▶ [VORGEGEBENER TEXT]

«Michel Houellebecq: Die Angst des Individuums vor der Bedeutungslosigkeit»
Von Ingrid Isermann
Die provokanten Titel Michel Houellebecqs platzen jeweils mitten in Identitätsdebatten der Gesellschaft. Es geht um Macht, Ausbeutung, Unterwerfung und Vernichtung. So lautet auch das neueste Werk des Bestsellerautors «Vernichten».
Auch Houellebecqs neuestes Buch wurde auffällig oft von Kritikern rezensiert, einerseits begeistert, andererseits wurde literarische Dürftigkeit attestiert. Kritikerinnen scheinen offenbar nicht so fasziniert vom Hasardeur des Nichts, des Nihilismus und einer dystopischen Welt.
Dies ist nun auch in den Medien bemerkt worden, im ARD-Kulturmagazin «ttt titel, thesen, temperamente» (16.1.2022) wurden beispielsweise für einmal zwei Kritikerinnen zu Houellebecq befragt. Iris Radisch, Kulturchefin der ZEIT, moniert Houellebecqs starres Frauenbild, sieht aber in seinem neuen Roman einen Aufbruch, die Zukunft in der Liebe und Familie zu finden, unter der Prämisse der (alten) Aufopferung der Frau für den Mann. Wenngleich nun sanftere Töne angeschlagen würden, bleibt die vorwiegend pessimistische Weltsicht.

▶ [DATENTEIL]
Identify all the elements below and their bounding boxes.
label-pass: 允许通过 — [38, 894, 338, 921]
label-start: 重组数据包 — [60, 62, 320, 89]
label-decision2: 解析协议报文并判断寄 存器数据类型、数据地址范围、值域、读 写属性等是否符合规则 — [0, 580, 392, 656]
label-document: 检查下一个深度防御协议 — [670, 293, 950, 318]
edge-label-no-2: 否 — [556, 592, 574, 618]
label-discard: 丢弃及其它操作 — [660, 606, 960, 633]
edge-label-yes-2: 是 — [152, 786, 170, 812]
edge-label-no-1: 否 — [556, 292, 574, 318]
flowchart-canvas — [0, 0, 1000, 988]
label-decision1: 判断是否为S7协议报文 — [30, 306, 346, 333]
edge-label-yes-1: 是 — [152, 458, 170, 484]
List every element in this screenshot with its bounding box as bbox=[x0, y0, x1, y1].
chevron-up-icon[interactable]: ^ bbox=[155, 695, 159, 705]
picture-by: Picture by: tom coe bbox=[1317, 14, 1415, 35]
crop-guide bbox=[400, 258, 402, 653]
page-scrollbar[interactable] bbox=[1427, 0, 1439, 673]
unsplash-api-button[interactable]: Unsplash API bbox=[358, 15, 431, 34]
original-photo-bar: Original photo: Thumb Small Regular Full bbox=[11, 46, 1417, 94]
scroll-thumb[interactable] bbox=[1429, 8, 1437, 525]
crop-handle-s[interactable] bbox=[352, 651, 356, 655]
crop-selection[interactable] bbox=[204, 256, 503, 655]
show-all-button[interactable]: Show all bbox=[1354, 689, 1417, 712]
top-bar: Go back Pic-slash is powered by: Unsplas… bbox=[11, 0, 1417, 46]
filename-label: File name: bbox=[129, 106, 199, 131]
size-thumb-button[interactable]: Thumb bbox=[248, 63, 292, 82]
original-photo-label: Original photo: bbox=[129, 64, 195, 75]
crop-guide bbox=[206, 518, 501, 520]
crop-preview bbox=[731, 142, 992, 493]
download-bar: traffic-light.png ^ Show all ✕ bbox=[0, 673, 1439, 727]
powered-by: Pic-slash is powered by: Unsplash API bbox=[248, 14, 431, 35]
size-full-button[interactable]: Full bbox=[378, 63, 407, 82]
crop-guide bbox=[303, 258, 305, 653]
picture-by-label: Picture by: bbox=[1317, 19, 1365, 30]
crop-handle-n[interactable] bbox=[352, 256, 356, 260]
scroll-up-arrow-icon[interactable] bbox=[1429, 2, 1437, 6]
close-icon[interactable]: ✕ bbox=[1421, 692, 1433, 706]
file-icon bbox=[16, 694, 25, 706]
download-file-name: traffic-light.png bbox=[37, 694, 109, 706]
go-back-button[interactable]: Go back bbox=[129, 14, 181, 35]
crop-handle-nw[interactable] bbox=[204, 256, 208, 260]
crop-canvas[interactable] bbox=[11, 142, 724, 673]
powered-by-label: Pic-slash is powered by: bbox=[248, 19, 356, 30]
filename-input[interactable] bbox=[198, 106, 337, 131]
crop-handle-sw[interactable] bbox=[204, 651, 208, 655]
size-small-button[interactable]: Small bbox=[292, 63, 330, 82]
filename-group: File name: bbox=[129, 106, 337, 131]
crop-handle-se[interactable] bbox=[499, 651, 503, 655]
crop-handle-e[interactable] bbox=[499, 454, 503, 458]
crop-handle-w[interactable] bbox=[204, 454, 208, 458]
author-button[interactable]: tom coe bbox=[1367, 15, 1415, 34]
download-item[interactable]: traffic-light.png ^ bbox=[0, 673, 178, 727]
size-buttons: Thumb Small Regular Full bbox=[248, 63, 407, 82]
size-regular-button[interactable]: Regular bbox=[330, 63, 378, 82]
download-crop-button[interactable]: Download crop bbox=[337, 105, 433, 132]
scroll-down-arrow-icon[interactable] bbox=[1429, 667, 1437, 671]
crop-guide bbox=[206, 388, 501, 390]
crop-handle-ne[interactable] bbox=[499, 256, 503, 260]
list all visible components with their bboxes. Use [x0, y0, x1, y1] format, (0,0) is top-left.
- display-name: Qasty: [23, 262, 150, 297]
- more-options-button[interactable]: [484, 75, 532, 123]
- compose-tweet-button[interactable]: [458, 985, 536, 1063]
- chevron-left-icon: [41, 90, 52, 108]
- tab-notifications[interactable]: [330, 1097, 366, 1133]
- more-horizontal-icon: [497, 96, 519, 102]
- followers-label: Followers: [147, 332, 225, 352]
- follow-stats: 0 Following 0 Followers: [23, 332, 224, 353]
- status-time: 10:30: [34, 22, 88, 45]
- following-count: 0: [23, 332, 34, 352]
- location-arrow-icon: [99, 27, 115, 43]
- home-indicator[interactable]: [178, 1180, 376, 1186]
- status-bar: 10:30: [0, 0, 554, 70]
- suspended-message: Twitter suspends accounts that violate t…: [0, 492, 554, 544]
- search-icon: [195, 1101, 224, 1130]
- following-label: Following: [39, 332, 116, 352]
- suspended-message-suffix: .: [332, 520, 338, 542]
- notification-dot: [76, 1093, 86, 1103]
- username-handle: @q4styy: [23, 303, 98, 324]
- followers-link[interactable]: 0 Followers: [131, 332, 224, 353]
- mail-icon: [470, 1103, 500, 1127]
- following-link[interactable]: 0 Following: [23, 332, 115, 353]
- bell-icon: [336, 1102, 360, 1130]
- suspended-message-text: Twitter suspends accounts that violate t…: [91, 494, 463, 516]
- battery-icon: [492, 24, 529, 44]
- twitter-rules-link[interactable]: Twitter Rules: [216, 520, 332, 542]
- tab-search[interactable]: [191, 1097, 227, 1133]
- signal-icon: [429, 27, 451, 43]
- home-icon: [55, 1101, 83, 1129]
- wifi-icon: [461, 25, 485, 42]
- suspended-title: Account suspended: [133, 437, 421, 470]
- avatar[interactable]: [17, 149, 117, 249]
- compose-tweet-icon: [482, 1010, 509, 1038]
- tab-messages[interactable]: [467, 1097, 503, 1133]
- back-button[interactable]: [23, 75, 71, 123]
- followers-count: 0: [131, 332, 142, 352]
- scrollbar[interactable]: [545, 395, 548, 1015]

▶ [AUFGABEN]
#1 Welchen Titel trägt laut dem Text über Michel Houellebecq sein neuestes Werk?
#2 Stimmen diese Aussagen mit dem Text über Michel Houellebecq überein? (a) Im ARD-Kulturmagazin «ttt» wurden zwei Kritikerinnen zu Houellebecq befragt. (b) Iris Radisch ist Kulturchefin der FAZ. (c) Im neuen Roman verschwindet die pessimistische Weltsicht.
Die Datensätze werden dafür nicht gebraucht.

▶ [LÖSUNGEN ZUR ÜBUNG]
#1 «Vernichten»

#2
(a) Ja: „wurden beispielsweise für einmal zwei Kritikerinnen zu Houellebecq befragt“
(b) Nein: „Iris Radisch, Kulturchefin der ZEIT“
(c) Nein: „bleibt die vorwiegend pessimistische Weltsicht“